• **CO NALEŻY ZROBIĆ**
Proszę zwrócić bez zmian fragment recenzji filmu o Ryszardzie Riedlu zawarty między słowami „Ci, którzy nie” a „podporządkowane problemom nałogu.”, włącznie z nimi.

• **TEKST DO PRZECZYTANIA**
—————
|
Ryszard Riedel albo śmierć Paris Hilton - Jacek Kurzypski |
|
Tym razem, po raz
pierwszy od niepamiętnych czasów, zachęcamy Was do zobaczenia
polskiego filmu. Naprawdę warto. Chyba że wolicie Paris Hilton.
Skazany na bluesa to dobry polski film na poły rockowy, na poły
biograficzny, wart polecenia nie tylko fanom zespołu Dżem i jego
charyzmatycznego lidera Ryszarda Riedla.
Ci, którzy nie lubią biografii niech się nie boją. Nie jest to typowy
sfilmowany życiorys artysty. To zbiór ciekawie udramatyzowanych i
przemieszanych chronologicznie znaczących epizodów z jego życia. Może
szkoda, że koncentrują się one przede wszystkim wokół narkotycznych
aspektów życia Ryśka i jego rodzinnych konfliktów, ale niestety taka
chyba była największa część prawdy. Jego życie przez długi okres było
niemal całkowicie zdominowane i podporządkowane problemom nałogu.
W Polsce praktycznie nie mieliśmy filmów opisujących życie gwiazd i
ikon rodzimej sceny rockowej. Jan Kidawa-Błoński postanowił zmierzyć
się z legendą i fenomenem Ryszarda Riedla. Prostego chłopaka ze
Śląska, który dość niespodziewanie i przypadkowo został wokalistą
zespołu Dżem, a wkrótce potem pełnym charyzmy idolem dla setek tysięcy
fanów. Słowa jego piosenek w latach 80. i 90. nuciły rzesze młodych
Polaków, koncerty jego zespołu zapełniały największe hale. Ale z
drugiej strony tego naznaczonego swoistym geniuszem artysty był
człowiek dotknięty narkomanią. Łatwe uzależnienie od polsiej heroiny
to była tragedia, która życie Ryśka i jego rodziny zmieniła w piekło,
a jego samego, człowieka nade wszystko miłującego wolność,
napiętnowała i zniewoliła, aż do śmierci.
—————
• **DOSTARCZONE WIERSZE**

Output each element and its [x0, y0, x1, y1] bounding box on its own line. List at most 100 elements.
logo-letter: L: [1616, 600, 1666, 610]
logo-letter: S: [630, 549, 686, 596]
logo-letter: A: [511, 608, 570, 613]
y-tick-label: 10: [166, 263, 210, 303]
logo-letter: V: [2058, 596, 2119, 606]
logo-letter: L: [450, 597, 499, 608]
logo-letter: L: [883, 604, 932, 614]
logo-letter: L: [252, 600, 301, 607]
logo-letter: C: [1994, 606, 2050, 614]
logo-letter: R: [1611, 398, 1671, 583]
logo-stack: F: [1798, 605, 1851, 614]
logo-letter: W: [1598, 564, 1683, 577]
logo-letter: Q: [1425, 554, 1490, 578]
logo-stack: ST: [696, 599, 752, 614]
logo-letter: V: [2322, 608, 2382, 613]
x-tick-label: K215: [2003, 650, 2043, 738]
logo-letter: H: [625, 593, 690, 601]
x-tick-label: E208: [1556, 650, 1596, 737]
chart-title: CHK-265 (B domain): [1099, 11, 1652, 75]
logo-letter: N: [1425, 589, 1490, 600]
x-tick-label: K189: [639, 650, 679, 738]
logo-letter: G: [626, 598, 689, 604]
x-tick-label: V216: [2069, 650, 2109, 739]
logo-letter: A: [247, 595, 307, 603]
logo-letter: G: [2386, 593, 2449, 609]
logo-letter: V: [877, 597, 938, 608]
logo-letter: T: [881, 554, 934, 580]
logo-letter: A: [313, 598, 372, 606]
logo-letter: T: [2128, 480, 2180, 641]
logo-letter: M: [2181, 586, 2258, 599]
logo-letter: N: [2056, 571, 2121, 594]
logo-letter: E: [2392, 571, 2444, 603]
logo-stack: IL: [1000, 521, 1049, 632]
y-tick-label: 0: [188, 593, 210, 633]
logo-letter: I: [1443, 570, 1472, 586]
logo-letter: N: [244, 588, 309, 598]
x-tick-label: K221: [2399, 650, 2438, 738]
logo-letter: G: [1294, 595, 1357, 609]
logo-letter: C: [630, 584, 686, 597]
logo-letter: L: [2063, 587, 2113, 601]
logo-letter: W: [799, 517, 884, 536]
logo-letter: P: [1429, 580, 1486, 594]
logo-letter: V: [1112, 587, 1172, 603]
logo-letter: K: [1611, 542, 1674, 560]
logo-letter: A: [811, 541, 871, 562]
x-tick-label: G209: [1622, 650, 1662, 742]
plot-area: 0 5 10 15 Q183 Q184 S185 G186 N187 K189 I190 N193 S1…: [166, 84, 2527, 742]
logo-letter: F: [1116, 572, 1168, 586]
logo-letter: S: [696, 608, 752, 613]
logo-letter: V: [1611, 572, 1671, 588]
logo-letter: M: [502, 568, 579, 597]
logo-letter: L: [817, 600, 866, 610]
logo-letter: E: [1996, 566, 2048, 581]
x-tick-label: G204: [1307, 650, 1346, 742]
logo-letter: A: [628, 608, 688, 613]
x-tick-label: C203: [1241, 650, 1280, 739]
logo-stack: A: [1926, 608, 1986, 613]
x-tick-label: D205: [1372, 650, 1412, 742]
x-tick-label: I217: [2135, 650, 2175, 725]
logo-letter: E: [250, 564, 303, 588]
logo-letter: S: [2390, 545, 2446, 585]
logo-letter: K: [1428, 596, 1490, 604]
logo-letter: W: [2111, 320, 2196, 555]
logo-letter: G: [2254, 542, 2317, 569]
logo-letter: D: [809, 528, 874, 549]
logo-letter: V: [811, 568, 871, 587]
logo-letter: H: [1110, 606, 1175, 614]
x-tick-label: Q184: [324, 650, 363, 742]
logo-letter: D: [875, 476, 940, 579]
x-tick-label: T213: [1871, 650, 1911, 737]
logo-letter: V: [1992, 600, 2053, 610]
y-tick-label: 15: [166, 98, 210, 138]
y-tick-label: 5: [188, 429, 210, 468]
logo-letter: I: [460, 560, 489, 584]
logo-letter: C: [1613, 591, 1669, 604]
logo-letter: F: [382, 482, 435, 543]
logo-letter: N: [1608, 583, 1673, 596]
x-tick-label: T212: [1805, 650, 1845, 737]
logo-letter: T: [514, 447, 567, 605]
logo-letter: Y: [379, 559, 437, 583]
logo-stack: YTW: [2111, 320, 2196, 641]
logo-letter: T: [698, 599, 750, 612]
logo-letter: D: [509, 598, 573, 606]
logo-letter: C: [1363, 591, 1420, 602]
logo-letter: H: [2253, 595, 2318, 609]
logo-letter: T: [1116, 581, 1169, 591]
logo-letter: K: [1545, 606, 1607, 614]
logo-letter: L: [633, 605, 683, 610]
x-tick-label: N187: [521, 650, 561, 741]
—————
• **ODPOWIEDŹ NA ZADANIE**
Ci, którzy nie lubią biografii niech się nie boją. Nie jest to typowy
sfilmowany życiorys artysty. To zbiór ciekawie udramatyzowanych i
przemieszanych chronologicznie znaczących epizodów z jego życia. Może
szkoda, że koncentrują się one przede wszystkim wokół narkotycznych
aspektów życia Ryśka i jego rodzinnych konfliktów, ale niestety taka
chyba była największa część prawdy. Jego życie przez długi okres było
niemal całkowicie zdominowane i podporządkowane problemom nałogu.